— start GIVEN RECORDS —
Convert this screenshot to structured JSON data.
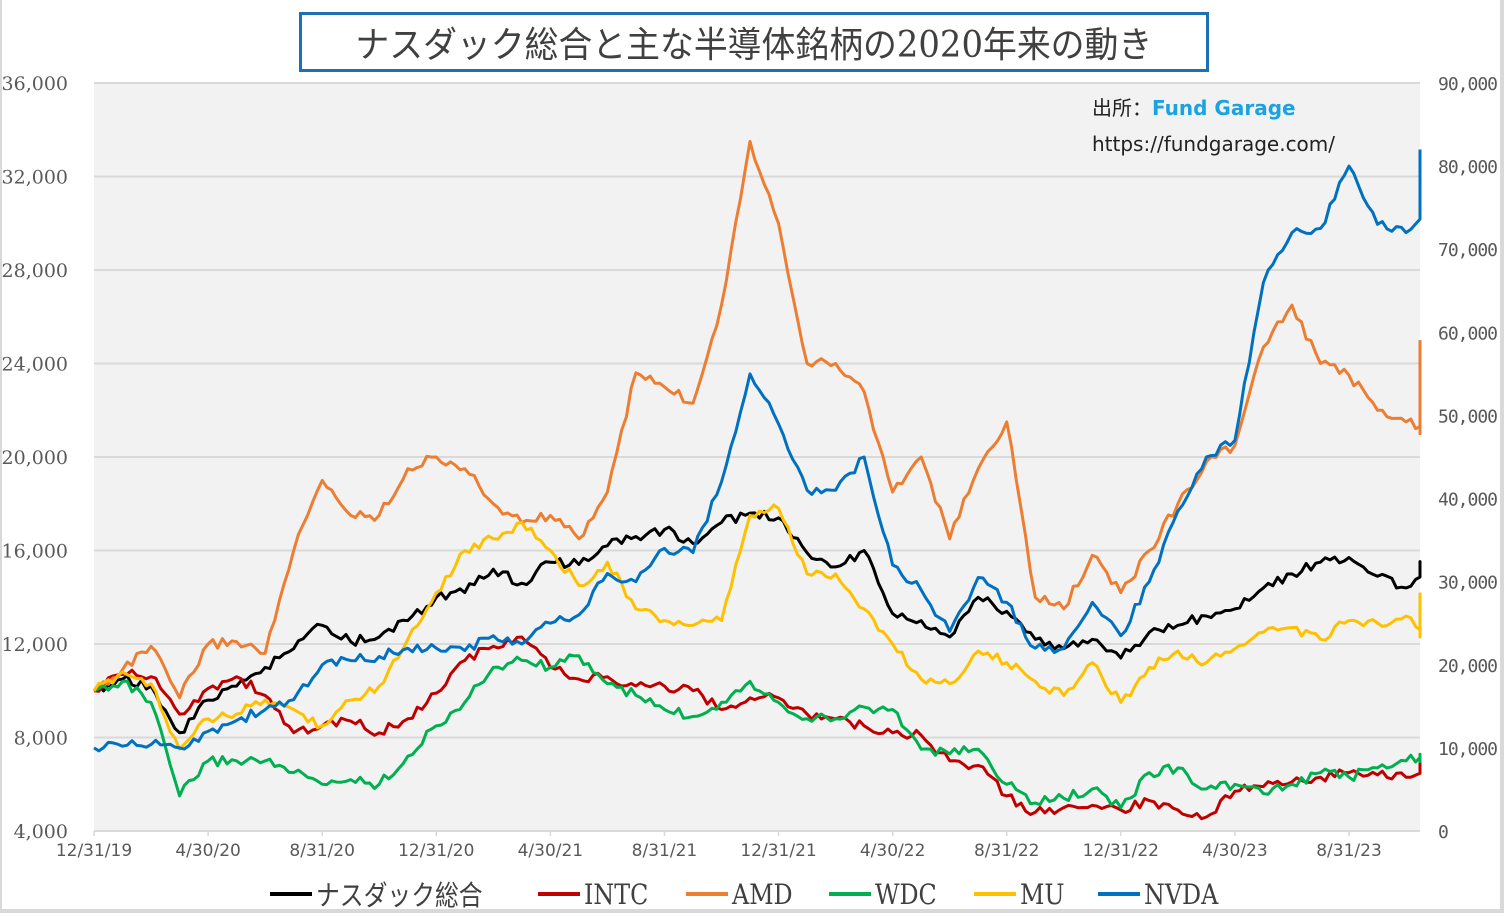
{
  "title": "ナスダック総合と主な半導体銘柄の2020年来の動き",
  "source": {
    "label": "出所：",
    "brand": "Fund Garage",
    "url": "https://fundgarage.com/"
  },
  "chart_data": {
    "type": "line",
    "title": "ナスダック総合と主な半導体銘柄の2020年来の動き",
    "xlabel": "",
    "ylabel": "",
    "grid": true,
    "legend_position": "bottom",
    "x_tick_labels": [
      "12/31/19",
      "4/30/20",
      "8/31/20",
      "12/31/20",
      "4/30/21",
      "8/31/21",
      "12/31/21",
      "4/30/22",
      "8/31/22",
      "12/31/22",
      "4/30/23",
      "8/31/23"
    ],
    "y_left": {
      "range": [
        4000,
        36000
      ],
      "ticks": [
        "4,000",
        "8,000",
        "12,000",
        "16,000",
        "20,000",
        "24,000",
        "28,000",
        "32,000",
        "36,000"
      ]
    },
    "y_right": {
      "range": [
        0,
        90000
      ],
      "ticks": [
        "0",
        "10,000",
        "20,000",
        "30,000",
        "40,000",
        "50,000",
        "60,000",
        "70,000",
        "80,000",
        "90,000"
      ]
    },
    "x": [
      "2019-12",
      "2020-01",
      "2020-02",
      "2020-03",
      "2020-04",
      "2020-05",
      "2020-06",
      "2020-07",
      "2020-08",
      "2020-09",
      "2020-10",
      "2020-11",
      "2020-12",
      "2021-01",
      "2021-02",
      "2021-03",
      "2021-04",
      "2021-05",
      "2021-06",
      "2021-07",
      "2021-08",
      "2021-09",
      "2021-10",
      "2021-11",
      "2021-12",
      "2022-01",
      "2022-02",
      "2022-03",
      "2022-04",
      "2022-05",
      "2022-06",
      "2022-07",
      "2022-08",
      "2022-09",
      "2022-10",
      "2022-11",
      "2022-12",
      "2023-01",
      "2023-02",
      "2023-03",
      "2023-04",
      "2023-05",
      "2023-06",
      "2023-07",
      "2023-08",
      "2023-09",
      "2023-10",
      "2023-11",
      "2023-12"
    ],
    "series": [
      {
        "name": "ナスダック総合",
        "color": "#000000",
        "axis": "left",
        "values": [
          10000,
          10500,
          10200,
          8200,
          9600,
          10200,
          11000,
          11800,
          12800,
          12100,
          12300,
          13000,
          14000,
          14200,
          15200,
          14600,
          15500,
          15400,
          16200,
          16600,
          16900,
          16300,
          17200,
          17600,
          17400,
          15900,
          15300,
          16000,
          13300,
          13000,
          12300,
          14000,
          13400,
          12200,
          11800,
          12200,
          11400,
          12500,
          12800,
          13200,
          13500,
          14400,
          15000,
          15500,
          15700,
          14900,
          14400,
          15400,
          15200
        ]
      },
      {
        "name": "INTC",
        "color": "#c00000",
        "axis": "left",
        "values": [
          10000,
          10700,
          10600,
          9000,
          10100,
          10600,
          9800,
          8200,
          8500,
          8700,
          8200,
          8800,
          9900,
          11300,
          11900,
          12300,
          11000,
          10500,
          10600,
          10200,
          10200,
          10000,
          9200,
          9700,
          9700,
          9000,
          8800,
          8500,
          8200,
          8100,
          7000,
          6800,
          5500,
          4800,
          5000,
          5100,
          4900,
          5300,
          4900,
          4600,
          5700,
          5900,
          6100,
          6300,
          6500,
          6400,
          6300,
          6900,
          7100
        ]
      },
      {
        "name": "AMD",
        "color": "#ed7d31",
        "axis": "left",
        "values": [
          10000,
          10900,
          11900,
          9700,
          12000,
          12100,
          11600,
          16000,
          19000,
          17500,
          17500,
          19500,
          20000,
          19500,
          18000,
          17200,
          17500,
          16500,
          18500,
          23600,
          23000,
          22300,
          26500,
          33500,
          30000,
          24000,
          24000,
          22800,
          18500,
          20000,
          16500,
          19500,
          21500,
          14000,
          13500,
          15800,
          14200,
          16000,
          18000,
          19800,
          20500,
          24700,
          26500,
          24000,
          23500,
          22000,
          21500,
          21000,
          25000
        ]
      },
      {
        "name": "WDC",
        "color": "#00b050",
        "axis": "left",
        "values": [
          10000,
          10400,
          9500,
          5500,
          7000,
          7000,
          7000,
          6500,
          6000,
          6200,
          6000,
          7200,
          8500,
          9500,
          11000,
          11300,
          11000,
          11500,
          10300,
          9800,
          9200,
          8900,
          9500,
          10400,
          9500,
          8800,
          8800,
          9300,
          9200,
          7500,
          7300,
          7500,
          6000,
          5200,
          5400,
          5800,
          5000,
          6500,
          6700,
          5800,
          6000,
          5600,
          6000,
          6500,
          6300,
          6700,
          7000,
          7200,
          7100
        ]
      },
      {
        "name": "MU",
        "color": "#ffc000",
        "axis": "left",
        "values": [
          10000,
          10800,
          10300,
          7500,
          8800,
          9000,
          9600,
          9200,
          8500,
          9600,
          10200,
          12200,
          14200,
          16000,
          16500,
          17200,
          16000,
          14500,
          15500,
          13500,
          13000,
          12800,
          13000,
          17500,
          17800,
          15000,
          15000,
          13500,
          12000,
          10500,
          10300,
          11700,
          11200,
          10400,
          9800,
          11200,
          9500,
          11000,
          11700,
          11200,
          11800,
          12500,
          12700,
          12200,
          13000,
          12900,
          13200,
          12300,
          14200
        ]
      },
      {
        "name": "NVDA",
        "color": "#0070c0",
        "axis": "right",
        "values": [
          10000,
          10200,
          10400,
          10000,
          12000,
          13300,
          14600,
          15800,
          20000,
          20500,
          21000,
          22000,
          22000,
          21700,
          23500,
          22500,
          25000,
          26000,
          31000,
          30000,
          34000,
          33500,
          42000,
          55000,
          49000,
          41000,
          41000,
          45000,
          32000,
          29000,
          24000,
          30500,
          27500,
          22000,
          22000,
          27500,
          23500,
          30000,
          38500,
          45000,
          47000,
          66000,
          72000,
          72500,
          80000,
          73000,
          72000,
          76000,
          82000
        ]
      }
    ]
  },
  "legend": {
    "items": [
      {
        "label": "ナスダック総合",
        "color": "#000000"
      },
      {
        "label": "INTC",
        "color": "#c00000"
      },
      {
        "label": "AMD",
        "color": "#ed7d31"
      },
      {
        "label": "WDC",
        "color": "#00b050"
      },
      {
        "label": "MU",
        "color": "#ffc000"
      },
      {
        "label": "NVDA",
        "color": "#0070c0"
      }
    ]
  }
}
— end GIVEN RECORDS —
Lines containing the string "color" are to be selected and copied.

        "color": "#000000",
        "color": "#c00000",
        "color": "#ed7d31",
        "color": "#00b050",
        "color": "#ffc000",
        "color": "#0070c0",
        "color": "#000000"
        "color": "#c00000"
        "color": "#ed7d31"
        "color": "#00b050"
        "color": "#ffc000"
        "color": "#0070c0"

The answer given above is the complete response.